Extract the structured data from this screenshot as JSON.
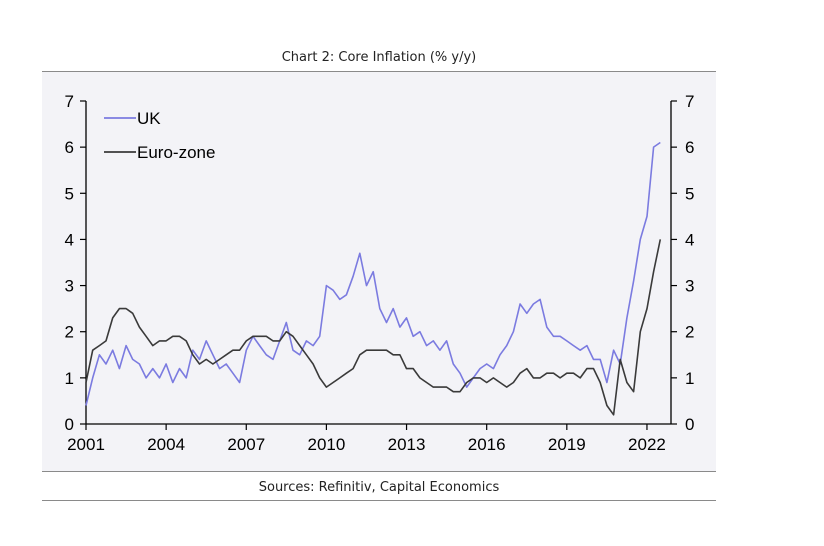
{
  "chart_data": {
    "type": "line",
    "title": "Chart 2: Core Inflation (% y/y)",
    "source": "Sources: Refinitiv, Capital Economics",
    "xlabel": "",
    "ylabel": "",
    "xlim": [
      2001.0,
      2022.9
    ],
    "ylim": [
      0,
      7
    ],
    "x_ticks": [
      2001,
      2004,
      2007,
      2010,
      2013,
      2016,
      2019,
      2022
    ],
    "y_ticks": [
      0,
      1,
      2,
      3,
      4,
      5,
      6,
      7
    ],
    "legend_position": "top-left",
    "colors": {
      "UK": "#7b7be0",
      "Euro-zone": "#3a3a3a"
    },
    "series": [
      {
        "name": "UK",
        "x": [
          2001.0,
          2001.25,
          2001.5,
          2001.75,
          2002.0,
          2002.25,
          2002.5,
          2002.75,
          2003.0,
          2003.25,
          2003.5,
          2003.75,
          2004.0,
          2004.25,
          2004.5,
          2004.75,
          2005.0,
          2005.25,
          2005.5,
          2005.75,
          2006.0,
          2006.25,
          2006.5,
          2006.75,
          2007.0,
          2007.25,
          2007.5,
          2007.75,
          2008.0,
          2008.25,
          2008.5,
          2008.75,
          2009.0,
          2009.25,
          2009.5,
          2009.75,
          2010.0,
          2010.25,
          2010.5,
          2010.75,
          2011.0,
          2011.25,
          2011.5,
          2011.75,
          2012.0,
          2012.25,
          2012.5,
          2012.75,
          2013.0,
          2013.25,
          2013.5,
          2013.75,
          2014.0,
          2014.25,
          2014.5,
          2014.75,
          2015.0,
          2015.25,
          2015.5,
          2015.75,
          2016.0,
          2016.25,
          2016.5,
          2016.75,
          2017.0,
          2017.25,
          2017.5,
          2017.75,
          2018.0,
          2018.25,
          2018.5,
          2018.75,
          2019.0,
          2019.25,
          2019.5,
          2019.75,
          2020.0,
          2020.25,
          2020.5,
          2020.75,
          2021.0,
          2021.25,
          2021.5,
          2021.75,
          2022.0,
          2022.25,
          2022.5
        ],
        "values": [
          0.4,
          1.0,
          1.5,
          1.3,
          1.6,
          1.2,
          1.7,
          1.4,
          1.3,
          1.0,
          1.2,
          1.0,
          1.3,
          0.9,
          1.2,
          1.0,
          1.6,
          1.4,
          1.8,
          1.5,
          1.2,
          1.3,
          1.1,
          0.9,
          1.6,
          1.9,
          1.7,
          1.5,
          1.4,
          1.8,
          2.2,
          1.6,
          1.5,
          1.8,
          1.7,
          1.9,
          3.0,
          2.9,
          2.7,
          2.8,
          3.2,
          3.7,
          3.0,
          3.3,
          2.5,
          2.2,
          2.5,
          2.1,
          2.3,
          1.9,
          2.0,
          1.7,
          1.8,
          1.6,
          1.8,
          1.3,
          1.1,
          0.8,
          1.0,
          1.2,
          1.3,
          1.2,
          1.5,
          1.7,
          2.0,
          2.6,
          2.4,
          2.6,
          2.7,
          2.1,
          1.9,
          1.9,
          1.8,
          1.7,
          1.6,
          1.7,
          1.4,
          1.4,
          0.9,
          1.6,
          1.3,
          2.3,
          3.1,
          4.0,
          4.5,
          6.0,
          6.1
        ]
      },
      {
        "name": "Euro-zone",
        "x": [
          2001.0,
          2001.25,
          2001.5,
          2001.75,
          2002.0,
          2002.25,
          2002.5,
          2002.75,
          2003.0,
          2003.25,
          2003.5,
          2003.75,
          2004.0,
          2004.25,
          2004.5,
          2004.75,
          2005.0,
          2005.25,
          2005.5,
          2005.75,
          2006.0,
          2006.25,
          2006.5,
          2006.75,
          2007.0,
          2007.25,
          2007.5,
          2007.75,
          2008.0,
          2008.25,
          2008.5,
          2008.75,
          2009.0,
          2009.25,
          2009.5,
          2009.75,
          2010.0,
          2010.25,
          2010.5,
          2010.75,
          2011.0,
          2011.25,
          2011.5,
          2011.75,
          2012.0,
          2012.25,
          2012.5,
          2012.75,
          2013.0,
          2013.25,
          2013.5,
          2013.75,
          2014.0,
          2014.25,
          2014.5,
          2014.75,
          2015.0,
          2015.25,
          2015.5,
          2015.75,
          2016.0,
          2016.25,
          2016.5,
          2016.75,
          2017.0,
          2017.25,
          2017.5,
          2017.75,
          2018.0,
          2018.25,
          2018.5,
          2018.75,
          2019.0,
          2019.25,
          2019.5,
          2019.75,
          2020.0,
          2020.25,
          2020.5,
          2020.75,
          2021.0,
          2021.25,
          2021.5,
          2021.75,
          2022.0,
          2022.25,
          2022.5
        ],
        "values": [
          0.9,
          1.6,
          1.7,
          1.8,
          2.3,
          2.5,
          2.5,
          2.4,
          2.1,
          1.9,
          1.7,
          1.8,
          1.8,
          1.9,
          1.9,
          1.8,
          1.5,
          1.3,
          1.4,
          1.3,
          1.4,
          1.5,
          1.6,
          1.6,
          1.8,
          1.9,
          1.9,
          1.9,
          1.8,
          1.8,
          2.0,
          1.9,
          1.7,
          1.5,
          1.3,
          1.0,
          0.8,
          0.9,
          1.0,
          1.1,
          1.2,
          1.5,
          1.6,
          1.6,
          1.6,
          1.6,
          1.5,
          1.5,
          1.2,
          1.2,
          1.0,
          0.9,
          0.8,
          0.8,
          0.8,
          0.7,
          0.7,
          0.9,
          1.0,
          1.0,
          0.9,
          1.0,
          0.9,
          0.8,
          0.9,
          1.1,
          1.2,
          1.0,
          1.0,
          1.1,
          1.1,
          1.0,
          1.1,
          1.1,
          1.0,
          1.2,
          1.2,
          0.9,
          0.4,
          0.2,
          1.4,
          0.9,
          0.7,
          2.0,
          2.5,
          3.3,
          4.0
        ]
      }
    ]
  }
}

—————

● **REQUIREMENTS**: All of the entries above should be duplicated exactly, except for the pictures.

● **EXERCISE SOLUTION**:
Extract the structured data from this screenshot as JSON.
{
  "chart_data": {
    "type": "line",
    "title": "Chart 2: Core Inflation (% y/y)",
    "source": "Sources: Refinitiv, Capital Economics",
    "xlabel": "",
    "ylabel": "",
    "xlim": [
      2001.0,
      2022.9
    ],
    "ylim": [
      0,
      7
    ],
    "x_ticks": [
      2001,
      2004,
      2007,
      2010,
      2013,
      2016,
      2019,
      2022
    ],
    "y_ticks": [
      0,
      1,
      2,
      3,
      4,
      5,
      6,
      7
    ],
    "legend_position": "top-left",
    "colors": {
      "UK": "#7b7be0",
      "Euro-zone": "#3a3a3a"
    },
    "series": [
      {
        "name": "UK",
        "x": [
          2001.0,
          2001.25,
          2001.5,
          2001.75,
          2002.0,
          2002.25,
          2002.5,
          2002.75,
          2003.0,
          2003.25,
          2003.5,
          2003.75,
          2004.0,
          2004.25,
          2004.5,
          2004.75,
          2005.0,
          2005.25,
          2005.5,
          2005.75,
          2006.0,
          2006.25,
          2006.5,
          2006.75,
          2007.0,
          2007.25,
          2007.5,
          2007.75,
          2008.0,
          2008.25,
          2008.5,
          2008.75,
          2009.0,
          2009.25,
          2009.5,
          2009.75,
          2010.0,
          2010.25,
          2010.5,
          2010.75,
          2011.0,
          2011.25,
          2011.5,
          2011.75,
          2012.0,
          2012.25,
          2012.5,
          2012.75,
          2013.0,
          2013.25,
          2013.5,
          2013.75,
          2014.0,
          2014.25,
          2014.5,
          2014.75,
          2015.0,
          2015.25,
          2015.5,
          2015.75,
          2016.0,
          2016.25,
          2016.5,
          2016.75,
          2017.0,
          2017.25,
          2017.5,
          2017.75,
          2018.0,
          2018.25,
          2018.5,
          2018.75,
          2019.0,
          2019.25,
          2019.5,
          2019.75,
          2020.0,
          2020.25,
          2020.5,
          2020.75,
          2021.0,
          2021.25,
          2021.5,
          2021.75,
          2022.0,
          2022.25,
          2022.5
        ],
        "values": [
          0.4,
          1.0,
          1.5,
          1.3,
          1.6,
          1.2,
          1.7,
          1.4,
          1.3,
          1.0,
          1.2,
          1.0,
          1.3,
          0.9,
          1.2,
          1.0,
          1.6,
          1.4,
          1.8,
          1.5,
          1.2,
          1.3,
          1.1,
          0.9,
          1.6,
          1.9,
          1.7,
          1.5,
          1.4,
          1.8,
          2.2,
          1.6,
          1.5,
          1.8,
          1.7,
          1.9,
          3.0,
          2.9,
          2.7,
          2.8,
          3.2,
          3.7,
          3.0,
          3.3,
          2.5,
          2.2,
          2.5,
          2.1,
          2.3,
          1.9,
          2.0,
          1.7,
          1.8,
          1.6,
          1.8,
          1.3,
          1.1,
          0.8,
          1.0,
          1.2,
          1.3,
          1.2,
          1.5,
          1.7,
          2.0,
          2.6,
          2.4,
          2.6,
          2.7,
          2.1,
          1.9,
          1.9,
          1.8,
          1.7,
          1.6,
          1.7,
          1.4,
          1.4,
          0.9,
          1.6,
          1.3,
          2.3,
          3.1,
          4.0,
          4.5,
          6.0,
          6.1
        ]
      },
      {
        "name": "Euro-zone",
        "x": [
          2001.0,
          2001.25,
          2001.5,
          2001.75,
          2002.0,
          2002.25,
          2002.5,
          2002.75,
          2003.0,
          2003.25,
          2003.5,
          2003.75,
          2004.0,
          2004.25,
          2004.5,
          2004.75,
          2005.0,
          2005.25,
          2005.5,
          2005.75,
          2006.0,
          2006.25,
          2006.5,
          2006.75,
          2007.0,
          2007.25,
          2007.5,
          2007.75,
          2008.0,
          2008.25,
          2008.5,
          2008.75,
          2009.0,
          2009.25,
          2009.5,
          2009.75,
          2010.0,
          2010.25,
          2010.5,
          2010.75,
          2011.0,
          2011.25,
          2011.5,
          2011.75,
          2012.0,
          2012.25,
          2012.5,
          2012.75,
          2013.0,
          2013.25,
          2013.5,
          2013.75,
          2014.0,
          2014.25,
          2014.5,
          2014.75,
          2015.0,
          2015.25,
          2015.5,
          2015.75,
          2016.0,
          2016.25,
          2016.5,
          2016.75,
          2017.0,
          2017.25,
          2017.5,
          2017.75,
          2018.0,
          2018.25,
          2018.5,
          2018.75,
          2019.0,
          2019.25,
          2019.5,
          2019.75,
          2020.0,
          2020.25,
          2020.5,
          2020.75,
          2021.0,
          2021.25,
          2021.5,
          2021.75,
          2022.0,
          2022.25,
          2022.5
        ],
        "values": [
          0.9,
          1.6,
          1.7,
          1.8,
          2.3,
          2.5,
          2.5,
          2.4,
          2.1,
          1.9,
          1.7,
          1.8,
          1.8,
          1.9,
          1.9,
          1.8,
          1.5,
          1.3,
          1.4,
          1.3,
          1.4,
          1.5,
          1.6,
          1.6,
          1.8,
          1.9,
          1.9,
          1.9,
          1.8,
          1.8,
          2.0,
          1.9,
          1.7,
          1.5,
          1.3,
          1.0,
          0.8,
          0.9,
          1.0,
          1.1,
          1.2,
          1.5,
          1.6,
          1.6,
          1.6,
          1.6,
          1.5,
          1.5,
          1.2,
          1.2,
          1.0,
          0.9,
          0.8,
          0.8,
          0.8,
          0.7,
          0.7,
          0.9,
          1.0,
          1.0,
          0.9,
          1.0,
          0.9,
          0.8,
          0.9,
          1.1,
          1.2,
          1.0,
          1.0,
          1.1,
          1.1,
          1.0,
          1.1,
          1.1,
          1.0,
          1.2,
          1.2,
          0.9,
          0.4,
          0.2,
          1.4,
          0.9,
          0.7,
          2.0,
          2.5,
          3.3,
          4.0
        ]
      }
    ]
  }
}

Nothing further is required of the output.